Region annotation records:
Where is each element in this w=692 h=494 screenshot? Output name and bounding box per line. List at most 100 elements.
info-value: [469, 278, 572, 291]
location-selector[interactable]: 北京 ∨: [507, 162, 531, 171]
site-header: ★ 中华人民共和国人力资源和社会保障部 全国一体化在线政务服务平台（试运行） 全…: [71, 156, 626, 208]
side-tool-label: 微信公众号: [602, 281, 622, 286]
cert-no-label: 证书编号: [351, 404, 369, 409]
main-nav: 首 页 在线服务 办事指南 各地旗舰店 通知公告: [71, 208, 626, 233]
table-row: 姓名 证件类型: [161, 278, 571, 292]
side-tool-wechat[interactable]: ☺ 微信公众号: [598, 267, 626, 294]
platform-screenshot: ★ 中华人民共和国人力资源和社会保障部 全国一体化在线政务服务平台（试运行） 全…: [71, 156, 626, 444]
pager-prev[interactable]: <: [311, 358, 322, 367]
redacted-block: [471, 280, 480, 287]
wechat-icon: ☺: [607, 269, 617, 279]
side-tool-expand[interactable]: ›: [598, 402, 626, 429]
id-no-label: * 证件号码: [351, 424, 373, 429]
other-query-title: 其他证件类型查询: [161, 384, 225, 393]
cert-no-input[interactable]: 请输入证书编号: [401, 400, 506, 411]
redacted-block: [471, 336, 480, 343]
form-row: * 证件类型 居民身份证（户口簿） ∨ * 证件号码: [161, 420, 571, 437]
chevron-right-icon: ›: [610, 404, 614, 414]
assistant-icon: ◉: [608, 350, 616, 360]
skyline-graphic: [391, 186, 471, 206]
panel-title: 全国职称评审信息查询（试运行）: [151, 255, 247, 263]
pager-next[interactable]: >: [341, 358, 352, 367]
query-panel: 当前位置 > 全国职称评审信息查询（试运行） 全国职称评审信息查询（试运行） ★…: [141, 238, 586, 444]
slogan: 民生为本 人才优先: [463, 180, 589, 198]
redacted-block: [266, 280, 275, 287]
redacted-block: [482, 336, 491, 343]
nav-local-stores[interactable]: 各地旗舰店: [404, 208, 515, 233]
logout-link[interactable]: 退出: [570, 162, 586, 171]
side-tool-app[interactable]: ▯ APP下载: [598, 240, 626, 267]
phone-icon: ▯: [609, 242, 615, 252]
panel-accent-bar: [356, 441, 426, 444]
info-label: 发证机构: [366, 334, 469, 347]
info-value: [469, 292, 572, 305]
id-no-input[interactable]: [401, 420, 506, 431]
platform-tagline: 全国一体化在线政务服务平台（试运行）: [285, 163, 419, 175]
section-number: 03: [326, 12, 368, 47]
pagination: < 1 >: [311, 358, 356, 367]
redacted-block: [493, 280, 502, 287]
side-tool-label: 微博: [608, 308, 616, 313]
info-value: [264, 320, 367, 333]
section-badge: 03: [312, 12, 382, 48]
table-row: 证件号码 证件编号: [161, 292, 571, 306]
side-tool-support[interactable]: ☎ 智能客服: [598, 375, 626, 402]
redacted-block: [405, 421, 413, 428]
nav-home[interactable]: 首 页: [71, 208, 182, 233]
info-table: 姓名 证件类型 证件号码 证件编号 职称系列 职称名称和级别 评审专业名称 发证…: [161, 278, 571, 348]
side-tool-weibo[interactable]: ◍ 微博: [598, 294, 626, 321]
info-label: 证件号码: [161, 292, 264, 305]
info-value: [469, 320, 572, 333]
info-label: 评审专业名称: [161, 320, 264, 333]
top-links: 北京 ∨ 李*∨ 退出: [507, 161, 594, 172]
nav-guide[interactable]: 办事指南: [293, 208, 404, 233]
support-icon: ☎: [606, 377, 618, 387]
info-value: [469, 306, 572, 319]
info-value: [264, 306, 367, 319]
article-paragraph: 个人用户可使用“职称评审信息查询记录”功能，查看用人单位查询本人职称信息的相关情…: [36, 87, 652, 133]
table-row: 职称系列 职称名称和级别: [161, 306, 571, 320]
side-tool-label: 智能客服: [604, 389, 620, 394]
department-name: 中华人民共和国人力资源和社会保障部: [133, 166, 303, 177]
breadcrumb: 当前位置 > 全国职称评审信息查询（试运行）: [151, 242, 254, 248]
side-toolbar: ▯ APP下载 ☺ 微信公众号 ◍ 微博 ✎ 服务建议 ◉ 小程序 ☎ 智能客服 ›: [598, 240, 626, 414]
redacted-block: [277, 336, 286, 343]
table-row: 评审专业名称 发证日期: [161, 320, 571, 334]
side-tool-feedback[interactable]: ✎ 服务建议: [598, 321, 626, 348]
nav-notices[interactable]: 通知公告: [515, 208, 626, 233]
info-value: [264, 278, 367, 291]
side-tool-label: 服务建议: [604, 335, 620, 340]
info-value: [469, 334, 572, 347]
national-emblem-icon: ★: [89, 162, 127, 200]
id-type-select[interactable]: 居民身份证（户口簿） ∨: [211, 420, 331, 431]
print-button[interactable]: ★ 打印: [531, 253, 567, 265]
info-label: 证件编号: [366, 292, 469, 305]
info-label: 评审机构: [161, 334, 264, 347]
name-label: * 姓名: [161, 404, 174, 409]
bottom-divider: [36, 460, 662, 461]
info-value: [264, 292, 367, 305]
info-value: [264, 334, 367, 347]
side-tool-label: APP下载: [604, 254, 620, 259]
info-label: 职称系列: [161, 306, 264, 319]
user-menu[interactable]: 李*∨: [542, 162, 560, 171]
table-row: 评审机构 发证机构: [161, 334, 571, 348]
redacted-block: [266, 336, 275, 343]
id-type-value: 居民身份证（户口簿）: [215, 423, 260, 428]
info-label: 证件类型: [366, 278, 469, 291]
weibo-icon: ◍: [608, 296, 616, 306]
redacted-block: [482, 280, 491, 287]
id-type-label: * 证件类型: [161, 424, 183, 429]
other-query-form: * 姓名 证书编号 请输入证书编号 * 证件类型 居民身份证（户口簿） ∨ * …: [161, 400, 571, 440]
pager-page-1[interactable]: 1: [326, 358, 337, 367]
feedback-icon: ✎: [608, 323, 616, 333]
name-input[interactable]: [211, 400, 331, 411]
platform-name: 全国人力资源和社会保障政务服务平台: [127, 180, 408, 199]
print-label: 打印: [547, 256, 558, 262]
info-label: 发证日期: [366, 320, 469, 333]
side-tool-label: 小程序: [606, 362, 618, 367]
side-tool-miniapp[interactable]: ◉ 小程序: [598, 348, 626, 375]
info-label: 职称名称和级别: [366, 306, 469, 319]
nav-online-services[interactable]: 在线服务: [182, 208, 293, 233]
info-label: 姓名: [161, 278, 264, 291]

## Written task
Show every line of the items above that contains the string "APP下载". Matches must have the same letter case.

## Exercise result
side-tool-app[interactable]: ▯ APP下载: [598, 240, 626, 267]
side-toolbar: ▯ APP下载 ☺ 微信公众号 ◍ 微博 ✎ 服务建议 ◉ 小程序 ☎ 智能客服 ›: [598, 240, 626, 414]
side-tool-label: APP下载: [604, 254, 620, 259]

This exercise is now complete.